Your goal: Each record is to be transcribed exactly.

Provided information:
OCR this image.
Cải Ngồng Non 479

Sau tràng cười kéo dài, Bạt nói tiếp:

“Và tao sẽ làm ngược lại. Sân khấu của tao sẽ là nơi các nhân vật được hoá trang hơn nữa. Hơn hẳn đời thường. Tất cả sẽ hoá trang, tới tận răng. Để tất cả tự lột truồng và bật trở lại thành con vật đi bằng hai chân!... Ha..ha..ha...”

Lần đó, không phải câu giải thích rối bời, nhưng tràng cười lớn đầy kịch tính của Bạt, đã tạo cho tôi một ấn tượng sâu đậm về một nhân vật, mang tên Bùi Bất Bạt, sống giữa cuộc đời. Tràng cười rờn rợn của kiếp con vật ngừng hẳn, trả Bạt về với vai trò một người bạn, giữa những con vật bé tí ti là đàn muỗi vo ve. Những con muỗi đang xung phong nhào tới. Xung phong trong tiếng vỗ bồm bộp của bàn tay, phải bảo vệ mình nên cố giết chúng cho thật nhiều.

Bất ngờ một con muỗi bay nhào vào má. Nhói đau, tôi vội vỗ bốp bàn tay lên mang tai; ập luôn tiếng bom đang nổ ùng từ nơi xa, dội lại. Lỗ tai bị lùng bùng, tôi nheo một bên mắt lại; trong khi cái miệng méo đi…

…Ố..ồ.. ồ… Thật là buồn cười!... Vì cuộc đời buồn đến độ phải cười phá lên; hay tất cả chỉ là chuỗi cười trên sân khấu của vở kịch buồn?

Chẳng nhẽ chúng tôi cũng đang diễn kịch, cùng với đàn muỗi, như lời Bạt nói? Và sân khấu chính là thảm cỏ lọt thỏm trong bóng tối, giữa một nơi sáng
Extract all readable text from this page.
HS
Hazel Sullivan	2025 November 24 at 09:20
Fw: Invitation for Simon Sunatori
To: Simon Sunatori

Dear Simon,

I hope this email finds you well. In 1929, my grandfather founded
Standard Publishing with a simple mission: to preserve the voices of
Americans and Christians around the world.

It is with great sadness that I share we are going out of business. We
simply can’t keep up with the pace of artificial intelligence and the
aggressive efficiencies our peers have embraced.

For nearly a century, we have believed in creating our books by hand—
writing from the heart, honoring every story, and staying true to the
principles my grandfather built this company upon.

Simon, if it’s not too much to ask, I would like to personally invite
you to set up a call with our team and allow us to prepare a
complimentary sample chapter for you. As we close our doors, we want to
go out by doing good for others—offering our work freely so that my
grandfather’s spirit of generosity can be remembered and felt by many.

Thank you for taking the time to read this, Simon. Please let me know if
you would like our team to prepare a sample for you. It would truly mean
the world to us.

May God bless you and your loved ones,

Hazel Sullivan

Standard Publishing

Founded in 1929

Answer to the problem:
OCR this image.
Cải Ngồng Non 479

Sau tràng cười kéo dài, Bạt nói tiếp:

“Và tao sẽ làm ngược lại. Sân khấu của tao sẽ là nơi các nhân vật được hoá trang hơn nữa. Hơn hẳn đời thường. Tất cả sẽ hoá trang, tới tận răng. Để tất cả tự lột truồng và bật trở lại thành con vật đi bằng hai chân!... Ha..ha..ha...”

Lần đó, không phải câu giải thích rối bời, nhưng tràng cười lớn đầy kịch tính của Bạt, đã tạo cho tôi một ấn tượng sâu đậm về một nhân vật, mang tên Bùi Bất Bạt, sống giữa cuộc đời. Tràng cười rờn rợn của kiếp con vật ngừng hẳn, trả Bạt về với vai trò một người bạn, giữa những con vật bé tí ti là đàn muỗi vo ve. Những con muỗi đang xung phong nhào tới. Xung phong trong tiếng vỗ bồm bộp của bàn tay, phải bảo vệ mình nên cố giết chúng cho thật nhiều.

Bất ngờ một con muỗi bay nhào vào má. Nhói đau, tôi vội vỗ bốp bàn tay lên mang tai; ập luôn tiếng bom đang nổ ùng từ nơi xa, dội lại. Lỗ tai bị lùng bùng, tôi nheo một bên mắt lại; trong khi cái miệng méo đi…

…Ố..ồ.. ồ… Thật là buồn cười!... Vì cuộc đời buồn đến độ phải cười phá lên; hay tất cả chỉ là chuỗi cười trên sân khấu của vở kịch buồn?

Chẳng nhẽ chúng tôi cũng đang diễn kịch, cùng với đàn muỗi, như lời Bạt nói? Và sân khấu chính là thảm cỏ lọt thỏm trong bóng tối, giữa một nơi sáng
Extract all readable text from this page.
HS
Hazel Sullivan	2025 November 24 at 09:20
Fw: Invitation for Simon Sunatori
To: Simon Sunatori

Dear Simon,

I hope this email finds you well. In 1929, my grandfather founded
Standard Publishing with a simple mission: to preserve the voices of
Americans and Christians around the world.

It is with great sadness that I share we are going out of business. We
simply can’t keep up with the pace of artificial intelligence and the
aggressive efficiencies our peers have embraced.

For nearly a century, we have believed in creating our books by hand—
writing from the heart, honoring every story, and staying true to the
principles my grandfather built this company upon.

Simon, if it’s not too much to ask, I would like to personally invite
you to set up a call with our team and allow us to prepare a
complimentary sample chapter for you. As we close our doors, we want to
go out by doing good for others—offering our work freely so that my
grandfather’s spirit of generosity can be remembered and felt by many.

Thank you for taking the time to read this, Simon. Please let me know if
you would like our team to prepare a sample for you. It would truly mean
the world to us.

May God bless you and your loved ones,

Hazel Sullivan

Standard Publishing

Founded in 1929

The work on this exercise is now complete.